═════ RECORDS TO USE ═════
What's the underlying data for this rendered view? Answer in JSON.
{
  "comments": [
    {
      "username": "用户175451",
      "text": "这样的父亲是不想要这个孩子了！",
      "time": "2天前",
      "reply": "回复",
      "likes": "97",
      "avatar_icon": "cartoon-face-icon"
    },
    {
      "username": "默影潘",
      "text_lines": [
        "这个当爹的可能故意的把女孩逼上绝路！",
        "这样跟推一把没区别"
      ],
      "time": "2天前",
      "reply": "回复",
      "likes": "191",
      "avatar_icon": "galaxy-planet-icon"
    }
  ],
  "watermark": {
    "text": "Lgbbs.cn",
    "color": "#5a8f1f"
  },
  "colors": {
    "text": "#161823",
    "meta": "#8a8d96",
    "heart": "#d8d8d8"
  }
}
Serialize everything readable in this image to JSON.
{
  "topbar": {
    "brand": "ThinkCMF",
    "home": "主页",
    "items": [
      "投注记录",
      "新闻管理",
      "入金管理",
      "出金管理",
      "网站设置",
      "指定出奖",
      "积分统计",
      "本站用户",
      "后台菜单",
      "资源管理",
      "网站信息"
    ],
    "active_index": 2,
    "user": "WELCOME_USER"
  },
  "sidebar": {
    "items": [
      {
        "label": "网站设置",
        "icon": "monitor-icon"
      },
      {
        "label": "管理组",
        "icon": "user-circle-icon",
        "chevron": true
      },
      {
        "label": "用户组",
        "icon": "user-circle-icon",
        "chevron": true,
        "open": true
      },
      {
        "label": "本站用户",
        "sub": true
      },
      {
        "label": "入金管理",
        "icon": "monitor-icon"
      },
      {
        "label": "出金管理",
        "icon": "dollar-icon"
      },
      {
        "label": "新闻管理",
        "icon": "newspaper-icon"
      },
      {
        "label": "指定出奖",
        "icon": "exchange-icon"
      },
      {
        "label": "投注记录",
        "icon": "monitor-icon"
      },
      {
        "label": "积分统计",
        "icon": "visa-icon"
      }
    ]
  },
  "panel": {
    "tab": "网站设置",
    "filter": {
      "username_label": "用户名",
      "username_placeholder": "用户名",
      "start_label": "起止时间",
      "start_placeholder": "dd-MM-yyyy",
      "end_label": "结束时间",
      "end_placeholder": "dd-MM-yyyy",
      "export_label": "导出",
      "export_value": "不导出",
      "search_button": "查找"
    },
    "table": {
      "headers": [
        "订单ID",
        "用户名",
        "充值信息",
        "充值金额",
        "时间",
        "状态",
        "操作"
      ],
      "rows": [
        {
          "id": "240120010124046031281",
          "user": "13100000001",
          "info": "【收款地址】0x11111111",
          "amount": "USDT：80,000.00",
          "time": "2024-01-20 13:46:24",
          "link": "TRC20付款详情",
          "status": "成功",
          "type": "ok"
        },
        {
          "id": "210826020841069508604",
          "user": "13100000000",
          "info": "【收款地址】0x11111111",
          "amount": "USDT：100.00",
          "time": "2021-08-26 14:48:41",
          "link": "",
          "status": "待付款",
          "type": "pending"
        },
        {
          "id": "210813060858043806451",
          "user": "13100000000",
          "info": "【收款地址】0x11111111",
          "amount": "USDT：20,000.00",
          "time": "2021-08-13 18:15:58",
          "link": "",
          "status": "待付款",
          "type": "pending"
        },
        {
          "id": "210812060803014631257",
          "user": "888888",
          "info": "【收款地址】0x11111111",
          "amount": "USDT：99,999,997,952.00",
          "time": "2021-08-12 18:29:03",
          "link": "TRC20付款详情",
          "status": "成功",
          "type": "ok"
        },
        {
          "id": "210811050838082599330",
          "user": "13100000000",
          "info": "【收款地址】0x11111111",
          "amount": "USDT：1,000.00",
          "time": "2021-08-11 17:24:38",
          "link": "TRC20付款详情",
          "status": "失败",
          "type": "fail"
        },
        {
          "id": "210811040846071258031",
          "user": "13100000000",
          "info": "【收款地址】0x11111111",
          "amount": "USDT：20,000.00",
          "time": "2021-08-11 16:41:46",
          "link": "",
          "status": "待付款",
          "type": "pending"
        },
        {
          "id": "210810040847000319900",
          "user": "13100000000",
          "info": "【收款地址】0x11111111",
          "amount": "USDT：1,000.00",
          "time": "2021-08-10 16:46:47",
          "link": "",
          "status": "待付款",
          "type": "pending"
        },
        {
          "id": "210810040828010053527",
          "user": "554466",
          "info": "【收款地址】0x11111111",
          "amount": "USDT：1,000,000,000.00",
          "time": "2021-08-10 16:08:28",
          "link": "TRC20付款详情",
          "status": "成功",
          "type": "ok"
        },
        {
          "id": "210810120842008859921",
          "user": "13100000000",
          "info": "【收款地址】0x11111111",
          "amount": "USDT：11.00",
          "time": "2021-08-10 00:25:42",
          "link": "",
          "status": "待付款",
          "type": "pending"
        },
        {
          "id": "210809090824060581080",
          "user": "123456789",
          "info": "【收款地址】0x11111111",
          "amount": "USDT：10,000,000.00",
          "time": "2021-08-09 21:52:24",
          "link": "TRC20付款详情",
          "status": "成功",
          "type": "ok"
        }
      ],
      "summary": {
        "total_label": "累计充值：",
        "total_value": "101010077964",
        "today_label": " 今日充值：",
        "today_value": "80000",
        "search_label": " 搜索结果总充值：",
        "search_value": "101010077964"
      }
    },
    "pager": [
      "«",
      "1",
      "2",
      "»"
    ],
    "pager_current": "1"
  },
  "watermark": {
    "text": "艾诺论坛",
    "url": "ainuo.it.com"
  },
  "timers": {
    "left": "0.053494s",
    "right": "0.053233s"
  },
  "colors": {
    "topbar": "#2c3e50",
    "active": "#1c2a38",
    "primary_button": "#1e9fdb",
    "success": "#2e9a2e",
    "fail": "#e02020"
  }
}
═════
## TASK DETAILS
Every entry must be quoted exactly as it appears above.

## IN RESPONSE
What's the underlying data for this rendered view? Answer in JSON.
{
  "comments": [
    {
      "username": "用户175451",
      "text": "这样的父亲是不想要这个孩子了！",
      "time": "2天前",
      "reply": "回复",
      "likes": "97",
      "avatar_icon": "cartoon-face-icon"
    },
    {
      "username": "默影潘",
      "text_lines": [
        "这个当爹的可能故意的把女孩逼上绝路！",
        "这样跟推一把没区别"
      ],
      "time": "2天前",
      "reply": "回复",
      "likes": "191",
      "avatar_icon": "galaxy-planet-icon"
    }
  ],
  "watermark": {
    "text": "Lgbbs.cn",
    "color": "#5a8f1f"
  },
  "colors": {
    "text": "#161823",
    "meta": "#8a8d96",
    "heart": "#d8d8d8"
  }
}
Serialize everything readable in this image to JSON.
{
  "topbar": {
    "brand": "ThinkCMF",
    "home": "主页",
    "items": [
      "投注记录",
      "新闻管理",
      "入金管理",
      "出金管理",
      "网站设置",
      "指定出奖",
      "积分统计",
      "本站用户",
      "后台菜单",
      "资源管理",
      "网站信息"
    ],
    "active_index": 2,
    "user": "WELCOME_USER"
  },
  "sidebar": {
    "items": [
      {
        "label": "网站设置",
        "icon": "monitor-icon"
      },
      {
        "label": "管理组",
        "icon": "user-circle-icon",
        "chevron": true
      },
      {
        "label": "用户组",
        "icon": "user-circle-icon",
        "chevron": true,
        "open": true
      },
      {
        "label": "本站用户",
        "sub": true
      },
      {
        "label": "入金管理",
        "icon": "monitor-icon"
      },
      {
        "label": "出金管理",
        "icon": "dollar-icon"
      },
      {
        "label": "新闻管理",
        "icon": "newspaper-icon"
      },
      {
        "label": "指定出奖",
        "icon": "exchange-icon"
      },
      {
        "label": "投注记录",
        "icon": "monitor-icon"
      },
      {
        "label": "积分统计",
        "icon": "visa-icon"
      }
    ]
  },
  "panel": {
    "tab": "网站设置",
    "filter": {
      "username_label": "用户名",
      "username_placeholder": "用户名",
      "start_label": "起止时间",
      "start_placeholder": "dd-MM-yyyy",
      "end_label": "结束时间",
      "end_placeholder": "dd-MM-yyyy",
      "export_label": "导出",
      "export_value": "不导出",
      "search_button": "查找"
    },
    "table": {
      "headers": [
        "订单ID",
        "用户名",
        "充值信息",
        "充值金额",
        "时间",
        "状态",
        "操作"
      ],
      "rows": [
        {
          "id": "240120010124046031281",
          "user": "13100000001",
          "info": "【收款地址】0x11111111",
          "amount": "USDT：80,000.00",
          "time": "2024-01-20 13:46:24",
          "link": "TRC20付款详情",
          "status": "成功",
          "type": "ok"
        },
        {
          "id": "210826020841069508604",
          "user": "13100000000",
          "info": "【收款地址】0x11111111",
          "amount": "USDT：100.00",
          "time": "2021-08-26 14:48:41",
          "link": "",
          "status": "待付款",
          "type": "pending"
        },
        {
          "id": "210813060858043806451",
          "user": "13100000000",
          "info": "【收款地址】0x11111111",
          "amount": "USDT：20,000.00",
          "time": "2021-08-13 18:15:58",
          "link": "",
          "status": "待付款",
          "type": "pending"
        },
        {
          "id": "210812060803014631257",
          "user": "888888",
          "info": "【收款地址】0x11111111",
          "amount": "USDT：99,999,997,952.00",
          "time": "2021-08-12 18:29:03",
          "link": "TRC20付款详情",
          "status": "成功",
          "type": "ok"
        },
        {
          "id": "210811050838082599330",
          "user": "13100000000",
          "info": "【收款地址】0x11111111",
          "amount": "USDT：1,000.00",
          "time": "2021-08-11 17:24:38",
          "link": "TRC20付款详情",
          "status": "失败",
          "type": "fail"
        },
        {
          "id": "210811040846071258031",
          "user": "13100000000",
          "info": "【收款地址】0x11111111",
          "amount": "USDT：20,000.00",
          "time": "2021-08-11 16:41:46",
          "link": "",
          "status": "待付款",
          "type": "pending"
        },
        {
          "id": "210810040847000319900",
          "user": "13100000000",
          "info": "【收款地址】0x11111111",
          "amount": "USDT：1,000.00",
          "time": "2021-08-10 16:46:47",
          "link": "",
          "status": "待付款",
          "type": "pending"
        },
        {
          "id": "210810040828010053527",
          "user": "554466",
          "info": "【收款地址】0x11111111",
          "amount": "USDT：1,000,000,000.00",
          "time": "2021-08-10 16:08:28",
          "link": "TRC20付款详情",
          "status": "成功",
          "type": "ok"
        },
        {
          "id": "210810120842008859921",
          "user": "13100000000",
          "info": "【收款地址】0x11111111",
          "amount": "USDT：11.00",
          "time": "2021-08-10 00:25:42",
          "link": "",
          "status": "待付款",
          "type": "pending"
        },
        {
          "id": "210809090824060581080",
          "user": "123456789",
          "info": "【收款地址】0x11111111",
          "amount": "USDT：10,000,000.00",
          "time": "2021-08-09 21:52:24",
          "link": "TRC20付款详情",
          "status": "成功",
          "type": "ok"
        }
      ],
      "summary": {
        "total_label": "累计充值：",
        "total_value": "101010077964",
        "today_label": " 今日充值：",
        "today_value": "80000",
        "search_label": " 搜索结果总充值：",
        "search_value": "101010077964"
      }
    },
    "pager": [
      "«",
      "1",
      "2",
      "»"
    ],
    "pager_current": "1"
  },
  "watermark": {
    "text": "艾诺论坛",
    "url": "ainuo.it.com"
  },
  "timers": {
    "left": "0.053494s",
    "right": "0.053233s"
  },
  "colors": {
    "topbar": "#2c3e50",
    "active": "#1c2a38",
    "primary_button": "#1e9fdb",
    "success": "#2e9a2e",
    "fail": "#e02020"
  }
}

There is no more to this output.